== Entries supplied
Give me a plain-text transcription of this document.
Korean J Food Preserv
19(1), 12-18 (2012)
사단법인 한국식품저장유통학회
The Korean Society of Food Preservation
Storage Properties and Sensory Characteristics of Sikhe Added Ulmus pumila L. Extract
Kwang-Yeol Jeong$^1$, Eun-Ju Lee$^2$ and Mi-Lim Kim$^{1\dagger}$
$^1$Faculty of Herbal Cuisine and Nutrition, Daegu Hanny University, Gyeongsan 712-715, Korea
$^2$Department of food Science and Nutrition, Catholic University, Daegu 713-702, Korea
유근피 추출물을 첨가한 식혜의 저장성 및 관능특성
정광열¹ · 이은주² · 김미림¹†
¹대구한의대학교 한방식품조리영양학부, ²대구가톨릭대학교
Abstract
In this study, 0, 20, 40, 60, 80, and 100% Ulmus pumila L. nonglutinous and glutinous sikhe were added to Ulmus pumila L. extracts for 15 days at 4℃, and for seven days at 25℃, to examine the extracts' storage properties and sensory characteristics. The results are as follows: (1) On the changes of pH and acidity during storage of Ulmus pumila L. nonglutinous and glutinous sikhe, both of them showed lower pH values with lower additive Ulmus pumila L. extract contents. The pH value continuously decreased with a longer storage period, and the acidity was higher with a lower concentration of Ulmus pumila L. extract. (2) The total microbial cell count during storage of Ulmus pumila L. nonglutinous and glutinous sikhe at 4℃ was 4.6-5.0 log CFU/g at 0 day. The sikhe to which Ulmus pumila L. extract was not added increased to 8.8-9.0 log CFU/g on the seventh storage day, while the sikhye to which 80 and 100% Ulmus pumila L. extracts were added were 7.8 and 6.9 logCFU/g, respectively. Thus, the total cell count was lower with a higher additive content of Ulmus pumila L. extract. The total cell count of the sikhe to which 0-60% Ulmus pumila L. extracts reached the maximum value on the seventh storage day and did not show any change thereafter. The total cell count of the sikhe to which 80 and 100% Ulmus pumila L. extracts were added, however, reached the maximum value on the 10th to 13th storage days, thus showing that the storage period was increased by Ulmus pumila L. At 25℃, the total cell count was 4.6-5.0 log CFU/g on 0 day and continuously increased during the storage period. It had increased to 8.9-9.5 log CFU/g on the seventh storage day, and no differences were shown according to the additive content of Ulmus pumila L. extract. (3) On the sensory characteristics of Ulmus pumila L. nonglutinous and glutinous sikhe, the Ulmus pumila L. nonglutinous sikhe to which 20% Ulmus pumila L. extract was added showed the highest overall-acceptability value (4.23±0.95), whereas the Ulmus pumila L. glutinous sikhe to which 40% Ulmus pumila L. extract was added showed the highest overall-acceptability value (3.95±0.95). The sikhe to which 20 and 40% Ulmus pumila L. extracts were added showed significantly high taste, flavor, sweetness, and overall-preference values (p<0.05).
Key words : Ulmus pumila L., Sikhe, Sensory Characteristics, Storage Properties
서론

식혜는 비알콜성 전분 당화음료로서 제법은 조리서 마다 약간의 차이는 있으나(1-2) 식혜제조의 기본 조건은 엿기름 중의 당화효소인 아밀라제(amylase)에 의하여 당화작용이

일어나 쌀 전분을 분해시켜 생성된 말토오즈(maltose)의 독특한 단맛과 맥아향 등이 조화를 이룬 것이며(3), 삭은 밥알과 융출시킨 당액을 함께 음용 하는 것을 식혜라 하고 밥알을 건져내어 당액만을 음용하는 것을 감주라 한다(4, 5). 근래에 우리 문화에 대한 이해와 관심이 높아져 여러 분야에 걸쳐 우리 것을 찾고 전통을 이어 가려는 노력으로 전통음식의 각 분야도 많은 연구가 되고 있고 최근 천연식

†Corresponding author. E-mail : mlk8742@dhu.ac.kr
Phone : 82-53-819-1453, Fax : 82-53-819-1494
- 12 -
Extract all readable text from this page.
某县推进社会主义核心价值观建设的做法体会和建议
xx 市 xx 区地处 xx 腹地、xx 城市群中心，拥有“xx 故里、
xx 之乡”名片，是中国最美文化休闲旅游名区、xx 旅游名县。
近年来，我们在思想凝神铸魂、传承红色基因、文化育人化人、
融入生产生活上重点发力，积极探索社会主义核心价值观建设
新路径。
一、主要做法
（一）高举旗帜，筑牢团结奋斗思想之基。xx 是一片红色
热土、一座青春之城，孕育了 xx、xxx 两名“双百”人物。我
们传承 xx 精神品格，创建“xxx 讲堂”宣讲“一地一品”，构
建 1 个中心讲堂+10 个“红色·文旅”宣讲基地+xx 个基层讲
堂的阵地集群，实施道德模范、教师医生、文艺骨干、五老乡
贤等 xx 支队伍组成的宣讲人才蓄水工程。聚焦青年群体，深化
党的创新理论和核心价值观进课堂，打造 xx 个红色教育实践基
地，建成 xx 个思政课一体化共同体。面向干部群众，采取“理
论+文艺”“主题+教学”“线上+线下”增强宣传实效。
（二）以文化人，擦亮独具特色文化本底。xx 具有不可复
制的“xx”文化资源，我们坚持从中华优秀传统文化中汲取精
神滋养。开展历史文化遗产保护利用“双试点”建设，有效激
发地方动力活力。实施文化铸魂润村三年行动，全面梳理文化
====
### Exercise directions
Repeat the lines above exactly.

### Correct result
Give me a plain-text transcription of this document.
Korean J Food Preserv
19(1), 12-18 (2012)
사단법인 한국식품저장유통학회
The Korean Society of Food Preservation
Storage Properties and Sensory Characteristics of Sikhe Added Ulmus pumila L. Extract
Kwang-Yeol Jeong$^1$, Eun-Ju Lee$^2$ and Mi-Lim Kim$^{1\dagger}$
$^1$Faculty of Herbal Cuisine and Nutrition, Daegu Hanny University, Gyeongsan 712-715, Korea
$^2$Department of food Science and Nutrition, Catholic University, Daegu 713-702, Korea
유근피 추출물을 첨가한 식혜의 저장성 및 관능특성
정광열¹ · 이은주² · 김미림¹†
¹대구한의대학교 한방식품조리영양학부, ²대구가톨릭대학교
Abstract
In this study, 0, 20, 40, 60, 80, and 100% Ulmus pumila L. nonglutinous and glutinous sikhe were added to Ulmus pumila L. extracts for 15 days at 4℃, and for seven days at 25℃, to examine the extracts' storage properties and sensory characteristics. The results are as follows: (1) On the changes of pH and acidity during storage of Ulmus pumila L. nonglutinous and glutinous sikhe, both of them showed lower pH values with lower additive Ulmus pumila L. extract contents. The pH value continuously decreased with a longer storage period, and the acidity was higher with a lower concentration of Ulmus pumila L. extract. (2) The total microbial cell count during storage of Ulmus pumila L. nonglutinous and glutinous sikhe at 4℃ was 4.6-5.0 log CFU/g at 0 day. The sikhe to which Ulmus pumila L. extract was not added increased to 8.8-9.0 log CFU/g on the seventh storage day, while the sikhye to which 80 and 100% Ulmus pumila L. extracts were added were 7.8 and 6.9 logCFU/g, respectively. Thus, the total cell count was lower with a higher additive content of Ulmus pumila L. extract. The total cell count of the sikhe to which 0-60% Ulmus pumila L. extracts reached the maximum value on the seventh storage day and did not show any change thereafter. The total cell count of the sikhe to which 80 and 100% Ulmus pumila L. extracts were added, however, reached the maximum value on the 10th to 13th storage days, thus showing that the storage period was increased by Ulmus pumila L. At 25℃, the total cell count was 4.6-5.0 log CFU/g on 0 day and continuously increased during the storage period. It had increased to 8.9-9.5 log CFU/g on the seventh storage day, and no differences were shown according to the additive content of Ulmus pumila L. extract. (3) On the sensory characteristics of Ulmus pumila L. nonglutinous and glutinous sikhe, the Ulmus pumila L. nonglutinous sikhe to which 20% Ulmus pumila L. extract was added showed the highest overall-acceptability value (4.23±0.95), whereas the Ulmus pumila L. glutinous sikhe to which 40% Ulmus pumila L. extract was added showed the highest overall-acceptability value (3.95±0.95). The sikhe to which 20 and 40% Ulmus pumila L. extracts were added showed significantly high taste, flavor, sweetness, and overall-preference values (p<0.05).
Key words : Ulmus pumila L., Sikhe, Sensory Characteristics, Storage Properties
서론

식혜는 비알콜성 전분 당화음료로서 제법은 조리서 마다 약간의 차이는 있으나(1-2) 식혜제조의 기본 조건은 엿기름 중의 당화효소인 아밀라제(amylase)에 의하여 당화작용이

일어나 쌀 전분을 분해시켜 생성된 말토오즈(maltose)의 독특한 단맛과 맥아향 등이 조화를 이룬 것이며(3), 삭은 밥알과 융출시킨 당액을 함께 음용 하는 것을 식혜라 하고 밥알을 건져내어 당액만을 음용하는 것을 감주라 한다(4, 5). 근래에 우리 문화에 대한 이해와 관심이 높아져 여러 분야에 걸쳐 우리 것을 찾고 전통을 이어 가려는 노력으로 전통음식의 각 분야도 많은 연구가 되고 있고 최근 천연식

†Corresponding author. E-mail : mlk8742@dhu.ac.kr
Phone : 82-53-819-1453, Fax : 82-53-819-1494
- 12 -
Extract all readable text from this page.
某县推进社会主义核心价值观建设的做法体会和建议
xx 市 xx 区地处 xx 腹地、xx 城市群中心，拥有“xx 故里、
xx 之乡”名片，是中国最美文化休闲旅游名区、xx 旅游名县。
近年来，我们在思想凝神铸魂、传承红色基因、文化育人化人、
融入生产生活上重点发力，积极探索社会主义核心价值观建设
新路径。
一、主要做法
（一）高举旗帜，筑牢团结奋斗思想之基。xx 是一片红色
热土、一座青春之城，孕育了 xx、xxx 两名“双百”人物。我
们传承 xx 精神品格，创建“xxx 讲堂”宣讲“一地一品”，构
建 1 个中心讲堂+10 个“红色·文旅”宣讲基地+xx 个基层讲
堂的阵地集群，实施道德模范、教师医生、文艺骨干、五老乡
贤等 xx 支队伍组成的宣讲人才蓄水工程。聚焦青年群体，深化
党的创新理论和核心价值观进课堂，打造 xx 个红色教育实践基
地，建成 xx 个思政课一体化共同体。面向干部群众，采取“理
论+文艺”“主题+教学”“线上+线下”增强宣传实效。
（二）以文化人，擦亮独具特色文化本底。xx 具有不可复
制的“xx”文化资源，我们坚持从中华优秀传统文化中汲取精
神滋养。开展历史文化遗产保护利用“双试点”建设，有效激
发地方动力活力。实施文化铸魂润村三年行动，全面梳理文化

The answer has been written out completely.